EXTRAIT DU TEXTE
***

Ces résultats, publiés
à quelques jours de l’ouverture de la COP30 à Belém, soulignent l’urgence de
renforcer la surveillance et l’adaptation face aux impacts du changement
climatique en Amazonie.
Le lac Tefé, sentinelle
du changement climatique
Le lac Tefé, situé dans
l'État d'Amazonas au Brésil, illustre la vulnérabilité des écosystèmes
aquatiques et est devenu l'épicentre de la crise climatique amazonienne depuis
la sécheresse de 2023. Entre septembre et octobre 2023, ses eaux ont dépassé
40°C sur toute sa profondeur, avec des pics à 41°C, contre une moyenne
habituelle de 29 et 30°C en surface dans les lacs tropicaux similaires.
L'amplitude thermique (la variation entre le jour et la nuit) a également été
extrême, atteignant 13°C. La superficie du lac Tefé a ainsi diminué d'environ
75% – passant de 379 km² à seulement 95 km², et sa profondeur moyenne n’a pas
dépassé 50 cm.
Ayan Fleischmann,
chercheur à l’Institut Mamirauá et premier auteur de l’article, explique : « En temps normal,
les eaux profondes sont généralement plus froides et servent de refuge aux
animaux pour échapper aux températures extrêmement élevées. Lors de la
sécheresse extrême de 2023, ce refuge a tout simplement disparu. »
Des données
scientifiques inédites sur le réchauffement des lacs amazoniens
Le phénomène observé à
Tefé n’est pas isolé. Sur dix autres lacs suivis en Amazonie centrale, cinq ont
enregistré des températures supérieures à 37°C.
Grâce à des simulations
de modèles hydrodynamiques, les scientifiques ont identifié quatre facteurs
principaux expliquant ce phénomène :
• La faible vitesse du vent réduisant la perte de
chaleur de l'eau, processus naturel de refroidissement ;
• Le rayonnement solaire intense, aggravé par une faible
couverture nuageuse ;
• La turbidité (l’état trouble) accrue de l'eau favorisant
l'absorption de chaleur, et ;
• Le faible volume d'eau dans de vastes zones
des lacs.
« Notre étude suggère
que c’est la combinaison de ces facteurs qui peut engendrer des situations
extrêmes »
précise Fabrice Papa, directeur de recherche à l’IRD et co-auteur de
l’étude.

***

(Données extraites d'une collection)
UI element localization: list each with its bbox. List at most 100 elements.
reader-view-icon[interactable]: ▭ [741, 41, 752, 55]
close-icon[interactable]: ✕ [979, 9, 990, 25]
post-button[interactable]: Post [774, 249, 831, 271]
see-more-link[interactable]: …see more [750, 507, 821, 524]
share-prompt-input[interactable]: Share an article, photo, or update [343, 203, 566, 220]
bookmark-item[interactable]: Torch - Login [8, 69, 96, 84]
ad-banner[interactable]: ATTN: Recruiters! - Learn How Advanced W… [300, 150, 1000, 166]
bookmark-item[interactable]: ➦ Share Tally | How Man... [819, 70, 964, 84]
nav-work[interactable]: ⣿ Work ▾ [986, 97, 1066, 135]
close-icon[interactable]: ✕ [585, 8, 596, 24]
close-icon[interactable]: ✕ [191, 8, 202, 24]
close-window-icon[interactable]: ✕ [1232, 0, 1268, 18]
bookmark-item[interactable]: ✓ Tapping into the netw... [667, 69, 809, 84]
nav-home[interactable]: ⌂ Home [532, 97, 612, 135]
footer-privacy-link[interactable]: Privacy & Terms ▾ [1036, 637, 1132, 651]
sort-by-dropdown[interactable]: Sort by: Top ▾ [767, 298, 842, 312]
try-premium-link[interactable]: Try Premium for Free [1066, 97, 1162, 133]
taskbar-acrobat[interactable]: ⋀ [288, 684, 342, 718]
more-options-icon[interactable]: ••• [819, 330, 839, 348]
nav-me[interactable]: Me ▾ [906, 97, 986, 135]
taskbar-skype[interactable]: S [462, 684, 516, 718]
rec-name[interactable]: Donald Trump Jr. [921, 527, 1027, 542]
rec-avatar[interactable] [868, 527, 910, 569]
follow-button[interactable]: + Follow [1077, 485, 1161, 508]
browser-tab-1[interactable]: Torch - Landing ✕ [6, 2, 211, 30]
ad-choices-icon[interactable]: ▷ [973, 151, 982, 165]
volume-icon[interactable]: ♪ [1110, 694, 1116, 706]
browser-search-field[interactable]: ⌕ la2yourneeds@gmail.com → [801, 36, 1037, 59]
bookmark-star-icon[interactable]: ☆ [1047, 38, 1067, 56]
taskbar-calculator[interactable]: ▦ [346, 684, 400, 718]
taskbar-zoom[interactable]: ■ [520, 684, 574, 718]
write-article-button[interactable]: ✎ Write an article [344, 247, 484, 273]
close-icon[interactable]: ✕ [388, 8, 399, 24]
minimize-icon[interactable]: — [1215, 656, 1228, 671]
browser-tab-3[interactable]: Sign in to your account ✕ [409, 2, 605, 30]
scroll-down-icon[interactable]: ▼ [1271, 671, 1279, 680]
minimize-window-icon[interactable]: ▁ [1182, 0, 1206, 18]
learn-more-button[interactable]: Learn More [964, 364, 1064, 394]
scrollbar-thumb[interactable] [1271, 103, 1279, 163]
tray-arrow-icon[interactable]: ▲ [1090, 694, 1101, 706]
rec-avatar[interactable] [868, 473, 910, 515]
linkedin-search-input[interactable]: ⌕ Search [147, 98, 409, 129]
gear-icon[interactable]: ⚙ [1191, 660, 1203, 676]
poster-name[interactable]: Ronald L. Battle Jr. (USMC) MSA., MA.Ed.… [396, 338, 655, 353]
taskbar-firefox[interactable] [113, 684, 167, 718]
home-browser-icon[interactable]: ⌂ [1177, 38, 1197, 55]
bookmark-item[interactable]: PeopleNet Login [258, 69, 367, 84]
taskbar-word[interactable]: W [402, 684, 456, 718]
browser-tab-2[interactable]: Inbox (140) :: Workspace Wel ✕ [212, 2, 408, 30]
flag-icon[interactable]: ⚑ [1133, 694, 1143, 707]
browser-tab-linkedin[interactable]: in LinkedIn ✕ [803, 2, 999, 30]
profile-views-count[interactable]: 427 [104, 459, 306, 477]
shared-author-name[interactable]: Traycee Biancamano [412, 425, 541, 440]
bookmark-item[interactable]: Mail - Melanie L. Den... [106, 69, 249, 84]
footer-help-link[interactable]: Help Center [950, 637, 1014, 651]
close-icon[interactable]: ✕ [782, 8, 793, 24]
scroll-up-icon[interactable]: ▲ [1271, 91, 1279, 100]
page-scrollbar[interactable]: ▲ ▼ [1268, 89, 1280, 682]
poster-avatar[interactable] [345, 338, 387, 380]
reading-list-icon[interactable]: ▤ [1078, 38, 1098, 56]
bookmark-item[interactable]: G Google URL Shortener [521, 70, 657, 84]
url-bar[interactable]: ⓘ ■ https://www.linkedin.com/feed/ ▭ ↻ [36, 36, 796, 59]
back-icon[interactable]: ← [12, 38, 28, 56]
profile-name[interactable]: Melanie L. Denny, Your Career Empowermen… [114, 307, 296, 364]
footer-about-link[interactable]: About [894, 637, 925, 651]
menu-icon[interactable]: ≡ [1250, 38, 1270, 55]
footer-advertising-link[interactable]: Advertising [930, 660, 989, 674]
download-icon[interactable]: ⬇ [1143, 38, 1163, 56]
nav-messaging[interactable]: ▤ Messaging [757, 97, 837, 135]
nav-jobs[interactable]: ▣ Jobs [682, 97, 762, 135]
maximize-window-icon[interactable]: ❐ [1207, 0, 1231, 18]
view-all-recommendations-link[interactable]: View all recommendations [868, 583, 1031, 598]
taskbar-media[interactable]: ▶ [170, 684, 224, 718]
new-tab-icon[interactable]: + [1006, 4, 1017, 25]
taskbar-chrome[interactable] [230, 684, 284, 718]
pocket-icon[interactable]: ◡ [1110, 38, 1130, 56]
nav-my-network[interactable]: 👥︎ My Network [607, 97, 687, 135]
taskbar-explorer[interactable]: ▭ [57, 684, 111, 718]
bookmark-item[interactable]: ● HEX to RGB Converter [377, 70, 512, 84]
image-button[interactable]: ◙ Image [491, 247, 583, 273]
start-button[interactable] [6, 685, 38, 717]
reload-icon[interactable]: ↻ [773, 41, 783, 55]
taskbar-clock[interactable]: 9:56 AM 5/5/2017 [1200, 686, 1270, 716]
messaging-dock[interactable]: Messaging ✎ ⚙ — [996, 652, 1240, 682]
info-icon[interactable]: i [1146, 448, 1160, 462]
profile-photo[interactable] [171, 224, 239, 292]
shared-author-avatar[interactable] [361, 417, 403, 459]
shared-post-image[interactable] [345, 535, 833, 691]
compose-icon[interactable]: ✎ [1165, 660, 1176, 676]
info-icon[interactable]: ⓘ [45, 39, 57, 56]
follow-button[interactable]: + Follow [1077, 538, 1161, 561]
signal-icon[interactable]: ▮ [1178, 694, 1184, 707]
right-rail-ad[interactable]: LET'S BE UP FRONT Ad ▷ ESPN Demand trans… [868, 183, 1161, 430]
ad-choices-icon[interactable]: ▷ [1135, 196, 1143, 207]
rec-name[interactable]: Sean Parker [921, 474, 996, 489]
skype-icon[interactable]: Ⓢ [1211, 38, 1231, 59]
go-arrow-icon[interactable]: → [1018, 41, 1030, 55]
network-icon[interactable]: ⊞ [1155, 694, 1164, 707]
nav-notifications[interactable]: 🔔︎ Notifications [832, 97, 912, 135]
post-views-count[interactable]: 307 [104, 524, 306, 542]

***

CONSIGNES
1 > Extrayez tel quel, du texte sur le lac Tefé, le passage qui s'ouvre sur les mots contenant « L'amplitude thermique (la » et se clôt sur « supérieures à 37°C. ».
2 > Prolongez le texte sur le lac Tefé au-delà de sa dernière phrase.

RÉPONSES
1 >
L'amplitude thermique (la variation entre le jour et la nuit) a également été
extrême, atteignant 13°C. La superficie du lac Tefé a ainsi diminué d'environ
75% – passant de 379 km² à seulement 95 km², et sa profondeur moyenne n’a pas
dépassé 50 cm.
Ayan Fleischmann,
chercheur à l’Institut Mamirauá et premier auteur de l’article, explique : « En temps normal,
les eaux profondes sont généralement plus froides et servent de refuge aux
animaux pour échapper aux températures extrêmement élevées. Lors de la
sécheresse extrême de 2023, ce refuge a tout simplement disparu. »
Des données
scientifiques inédites sur le réchauffement des lacs amazoniens
Le phénomène observé à
Tefé n’est pas isolé. Sur dix autres lacs suivis en Amazonie centrale, cinq ont
enregistré des températures supérieures à 37°C.

2 >
Si la sécheresse de
2023 était exceptionnelle, elle reflète cependant un changement plus vaste et
de longue durée. « En analysant les données de température recueillies par
satellite sur 24 lacs amazoniens entre 1990 et 2023, nous avons constaté une
tendance claire sur le long terme : les eaux de la région se réchauffent en
moyenne de 0,6°C par décennie, et jusqu’à 0,8°C dans certains lacs. Les
épisodes de réchauffement supérieur à la moyenne sont devenus plus fréquents au
cours de la dernière décennie, ce qui annonce une tendance future très
inquiétante », ajoute Ayan Fleischmann.
Des impacts
socio-environnementaux croissants
La surchauffe des lacs
a entrainé la mort de plus de 200 dauphins de rivière dans le lac Tefé, et de
milliers de poissons dans diverses régions de l'Amazonie, en raison des
températures de l'eau extrêmement élevées, dépassant leur seuil de tolérance
thermique. La mortalité des dauphins due à l'hyperthermie, un phénomène jamais
observé auparavant en eau douce, est particulièrement alarmante, car elle
menace l’écosystème dans son ensemble, cette espèce étant un prédateur
important dans la chaîne alimentaire.
Les rivières étant par
ailleurs les principaux moyens de transport en Amazonie, les communautés
riveraines ont été durement touchées par les sécheresses extrêmes : isolement,
difficultés de déplacement, accès restreint à la nourriture, à l'eau potable et
aux médicaments. La disparition des poissons, aliment de base et source
importante de revenus, a encore aggravé la crise.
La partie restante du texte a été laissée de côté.